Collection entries
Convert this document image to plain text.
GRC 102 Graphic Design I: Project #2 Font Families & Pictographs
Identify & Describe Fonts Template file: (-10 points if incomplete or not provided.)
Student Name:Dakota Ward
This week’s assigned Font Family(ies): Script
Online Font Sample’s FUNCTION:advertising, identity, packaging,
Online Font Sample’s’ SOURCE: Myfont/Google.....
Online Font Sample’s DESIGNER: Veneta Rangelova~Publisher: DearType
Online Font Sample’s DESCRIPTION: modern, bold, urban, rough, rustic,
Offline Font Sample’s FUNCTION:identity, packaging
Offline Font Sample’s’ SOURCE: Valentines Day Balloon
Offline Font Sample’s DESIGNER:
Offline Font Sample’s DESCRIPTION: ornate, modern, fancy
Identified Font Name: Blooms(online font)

| What this task involves |
Every record shown above must be echoed exactly.

| Exercise output |
Convert this document image to plain text.
GRC 102 Graphic Design I: Project #2 Font Families & Pictographs
Identify & Describe Fonts Template file: (-10 points if incomplete or not provided.)
Student Name:Dakota Ward
This week’s assigned Font Family(ies): Script
Online Font Sample’s FUNCTION:advertising, identity, packaging,
Online Font Sample’s’ SOURCE: Myfont/Google.....
Online Font Sample’s DESIGNER: Veneta Rangelova~Publisher: DearType
Online Font Sample’s DESCRIPTION: modern, bold, urban, rough, rustic,
Offline Font Sample’s FUNCTION:identity, packaging
Offline Font Sample’s’ SOURCE: Valentines Day Balloon
Offline Font Sample’s DESIGNER:
Offline Font Sample’s DESCRIPTION: ornate, modern, fancy
Identified Font Name: Blooms(online font)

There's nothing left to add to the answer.